OBJECTIVE = Where the data below has the string "Euclidean", return the whole line.
╔══
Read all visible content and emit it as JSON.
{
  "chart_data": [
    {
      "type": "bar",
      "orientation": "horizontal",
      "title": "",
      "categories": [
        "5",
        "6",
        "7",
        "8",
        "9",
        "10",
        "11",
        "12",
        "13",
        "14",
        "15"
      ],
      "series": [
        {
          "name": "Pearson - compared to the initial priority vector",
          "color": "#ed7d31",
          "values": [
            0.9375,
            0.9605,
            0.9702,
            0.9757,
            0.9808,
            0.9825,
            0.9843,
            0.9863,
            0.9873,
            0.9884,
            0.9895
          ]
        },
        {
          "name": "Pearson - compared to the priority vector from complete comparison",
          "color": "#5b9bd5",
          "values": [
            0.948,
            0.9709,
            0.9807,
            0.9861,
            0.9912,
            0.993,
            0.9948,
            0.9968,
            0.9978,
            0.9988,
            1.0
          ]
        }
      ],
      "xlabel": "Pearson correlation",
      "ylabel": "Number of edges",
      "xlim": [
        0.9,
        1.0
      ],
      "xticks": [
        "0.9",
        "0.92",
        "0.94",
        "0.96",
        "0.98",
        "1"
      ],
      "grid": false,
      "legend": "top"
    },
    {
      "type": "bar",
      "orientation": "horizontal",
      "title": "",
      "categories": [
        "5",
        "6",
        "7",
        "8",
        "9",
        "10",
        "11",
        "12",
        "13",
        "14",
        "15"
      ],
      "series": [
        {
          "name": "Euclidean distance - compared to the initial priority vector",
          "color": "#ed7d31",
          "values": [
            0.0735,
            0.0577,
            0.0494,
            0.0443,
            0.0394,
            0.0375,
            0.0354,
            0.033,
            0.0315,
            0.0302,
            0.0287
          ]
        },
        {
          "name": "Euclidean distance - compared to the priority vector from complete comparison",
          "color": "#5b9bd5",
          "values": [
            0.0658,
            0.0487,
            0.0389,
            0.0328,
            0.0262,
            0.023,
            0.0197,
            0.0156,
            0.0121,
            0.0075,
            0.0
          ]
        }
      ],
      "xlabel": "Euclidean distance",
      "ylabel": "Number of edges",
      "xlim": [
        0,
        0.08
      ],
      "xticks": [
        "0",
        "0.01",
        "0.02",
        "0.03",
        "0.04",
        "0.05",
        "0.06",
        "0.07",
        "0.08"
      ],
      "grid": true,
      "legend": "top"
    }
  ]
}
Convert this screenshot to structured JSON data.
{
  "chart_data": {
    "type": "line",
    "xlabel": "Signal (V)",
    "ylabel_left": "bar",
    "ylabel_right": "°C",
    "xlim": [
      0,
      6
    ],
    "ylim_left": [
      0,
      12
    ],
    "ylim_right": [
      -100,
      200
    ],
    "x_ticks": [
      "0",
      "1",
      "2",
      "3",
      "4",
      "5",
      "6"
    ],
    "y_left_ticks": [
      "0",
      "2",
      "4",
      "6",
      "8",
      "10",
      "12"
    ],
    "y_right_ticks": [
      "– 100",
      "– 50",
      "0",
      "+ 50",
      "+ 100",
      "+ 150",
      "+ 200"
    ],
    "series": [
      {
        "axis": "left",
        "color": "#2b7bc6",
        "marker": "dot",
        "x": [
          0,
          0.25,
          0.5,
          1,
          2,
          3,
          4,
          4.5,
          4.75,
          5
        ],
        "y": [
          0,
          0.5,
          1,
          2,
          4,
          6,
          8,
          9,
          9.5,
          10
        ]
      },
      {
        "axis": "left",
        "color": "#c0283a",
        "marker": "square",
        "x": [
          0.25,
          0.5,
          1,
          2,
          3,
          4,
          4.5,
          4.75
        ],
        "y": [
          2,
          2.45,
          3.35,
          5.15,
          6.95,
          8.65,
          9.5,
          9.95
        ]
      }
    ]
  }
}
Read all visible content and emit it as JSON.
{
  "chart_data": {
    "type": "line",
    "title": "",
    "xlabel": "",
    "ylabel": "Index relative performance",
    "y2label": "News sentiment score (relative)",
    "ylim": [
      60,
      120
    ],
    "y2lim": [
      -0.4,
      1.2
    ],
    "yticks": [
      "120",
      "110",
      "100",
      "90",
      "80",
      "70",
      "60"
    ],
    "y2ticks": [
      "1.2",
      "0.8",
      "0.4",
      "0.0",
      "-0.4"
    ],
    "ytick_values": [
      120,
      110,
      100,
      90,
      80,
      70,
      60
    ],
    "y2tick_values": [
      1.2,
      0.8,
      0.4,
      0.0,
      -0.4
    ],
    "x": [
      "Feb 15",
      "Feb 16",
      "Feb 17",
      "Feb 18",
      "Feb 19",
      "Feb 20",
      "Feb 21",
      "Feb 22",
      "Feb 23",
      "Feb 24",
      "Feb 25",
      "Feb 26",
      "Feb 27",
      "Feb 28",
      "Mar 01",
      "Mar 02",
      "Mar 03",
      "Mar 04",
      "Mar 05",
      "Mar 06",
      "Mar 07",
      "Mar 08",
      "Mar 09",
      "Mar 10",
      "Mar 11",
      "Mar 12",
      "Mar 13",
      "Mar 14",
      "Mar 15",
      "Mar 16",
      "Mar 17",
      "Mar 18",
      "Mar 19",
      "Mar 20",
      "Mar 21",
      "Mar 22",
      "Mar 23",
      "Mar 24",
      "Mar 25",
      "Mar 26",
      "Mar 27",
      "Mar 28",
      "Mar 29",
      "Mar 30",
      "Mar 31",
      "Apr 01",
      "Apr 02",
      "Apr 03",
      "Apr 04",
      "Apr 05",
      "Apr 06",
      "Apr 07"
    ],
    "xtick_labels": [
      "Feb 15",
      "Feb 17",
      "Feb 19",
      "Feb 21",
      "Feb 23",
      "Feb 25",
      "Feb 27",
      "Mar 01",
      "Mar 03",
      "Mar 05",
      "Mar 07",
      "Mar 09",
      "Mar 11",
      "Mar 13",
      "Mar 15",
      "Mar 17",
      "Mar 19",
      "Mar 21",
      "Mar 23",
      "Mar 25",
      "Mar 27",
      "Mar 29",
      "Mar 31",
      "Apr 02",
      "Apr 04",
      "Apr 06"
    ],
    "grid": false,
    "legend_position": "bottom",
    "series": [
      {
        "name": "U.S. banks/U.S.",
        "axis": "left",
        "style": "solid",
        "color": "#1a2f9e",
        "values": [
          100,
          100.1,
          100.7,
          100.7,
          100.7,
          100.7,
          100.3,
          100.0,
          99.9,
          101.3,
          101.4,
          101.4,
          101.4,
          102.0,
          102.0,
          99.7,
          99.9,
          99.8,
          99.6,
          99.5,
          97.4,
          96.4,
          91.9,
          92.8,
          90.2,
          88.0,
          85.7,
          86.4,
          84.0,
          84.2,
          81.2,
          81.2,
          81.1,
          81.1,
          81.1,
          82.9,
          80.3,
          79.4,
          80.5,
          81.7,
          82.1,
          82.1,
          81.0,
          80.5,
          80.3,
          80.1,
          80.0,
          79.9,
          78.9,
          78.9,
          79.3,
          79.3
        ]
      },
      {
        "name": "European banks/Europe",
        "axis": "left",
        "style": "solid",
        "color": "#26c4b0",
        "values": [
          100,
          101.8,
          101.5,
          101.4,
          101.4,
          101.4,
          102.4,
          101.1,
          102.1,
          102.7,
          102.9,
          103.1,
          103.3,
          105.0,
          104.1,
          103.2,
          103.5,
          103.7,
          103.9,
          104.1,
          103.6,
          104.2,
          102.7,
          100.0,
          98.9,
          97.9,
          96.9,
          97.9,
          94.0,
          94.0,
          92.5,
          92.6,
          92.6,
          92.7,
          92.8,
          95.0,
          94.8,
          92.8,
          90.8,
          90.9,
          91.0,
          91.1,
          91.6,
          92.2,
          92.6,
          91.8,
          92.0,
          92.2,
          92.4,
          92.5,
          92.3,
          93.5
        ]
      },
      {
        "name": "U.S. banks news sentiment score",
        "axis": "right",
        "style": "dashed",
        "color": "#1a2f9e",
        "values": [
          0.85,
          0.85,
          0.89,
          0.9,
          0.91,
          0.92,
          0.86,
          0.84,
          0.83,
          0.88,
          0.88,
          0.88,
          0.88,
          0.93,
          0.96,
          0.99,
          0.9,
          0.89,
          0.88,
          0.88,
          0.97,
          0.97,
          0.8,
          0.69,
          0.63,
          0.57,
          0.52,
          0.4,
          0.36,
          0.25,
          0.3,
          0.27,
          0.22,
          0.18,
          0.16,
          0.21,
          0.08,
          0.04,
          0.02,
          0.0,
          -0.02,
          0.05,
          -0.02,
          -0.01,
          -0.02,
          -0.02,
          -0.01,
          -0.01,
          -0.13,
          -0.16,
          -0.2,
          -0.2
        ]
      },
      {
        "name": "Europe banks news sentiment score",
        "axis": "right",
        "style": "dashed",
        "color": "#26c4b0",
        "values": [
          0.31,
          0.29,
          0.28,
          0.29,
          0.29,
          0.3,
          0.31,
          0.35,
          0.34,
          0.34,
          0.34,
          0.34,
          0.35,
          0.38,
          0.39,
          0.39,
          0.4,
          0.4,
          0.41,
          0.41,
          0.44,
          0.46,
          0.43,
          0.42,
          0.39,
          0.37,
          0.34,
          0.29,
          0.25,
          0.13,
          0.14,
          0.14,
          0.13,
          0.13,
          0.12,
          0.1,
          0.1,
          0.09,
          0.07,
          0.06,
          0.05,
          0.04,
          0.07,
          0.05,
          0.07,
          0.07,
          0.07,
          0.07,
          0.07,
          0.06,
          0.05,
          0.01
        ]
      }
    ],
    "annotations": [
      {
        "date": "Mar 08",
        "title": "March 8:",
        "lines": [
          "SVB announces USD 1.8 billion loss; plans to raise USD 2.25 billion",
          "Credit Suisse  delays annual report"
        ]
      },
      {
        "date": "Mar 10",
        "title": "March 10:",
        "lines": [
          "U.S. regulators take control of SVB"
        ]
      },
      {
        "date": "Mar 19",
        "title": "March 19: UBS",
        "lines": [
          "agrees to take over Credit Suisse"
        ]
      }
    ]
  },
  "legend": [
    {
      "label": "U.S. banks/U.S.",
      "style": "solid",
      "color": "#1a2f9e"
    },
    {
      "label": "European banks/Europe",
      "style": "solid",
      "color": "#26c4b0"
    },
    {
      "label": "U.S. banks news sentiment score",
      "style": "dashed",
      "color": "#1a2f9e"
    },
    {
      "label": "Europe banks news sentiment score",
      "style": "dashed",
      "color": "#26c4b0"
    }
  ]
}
╚══
EXPECTED ANSWER =
          "name": "Euclidean distance - compared to the initial priority vector",
          "name": "Euclidean distance - compared to the priority vector from complete comparison",
      "xlabel": "Euclidean distance",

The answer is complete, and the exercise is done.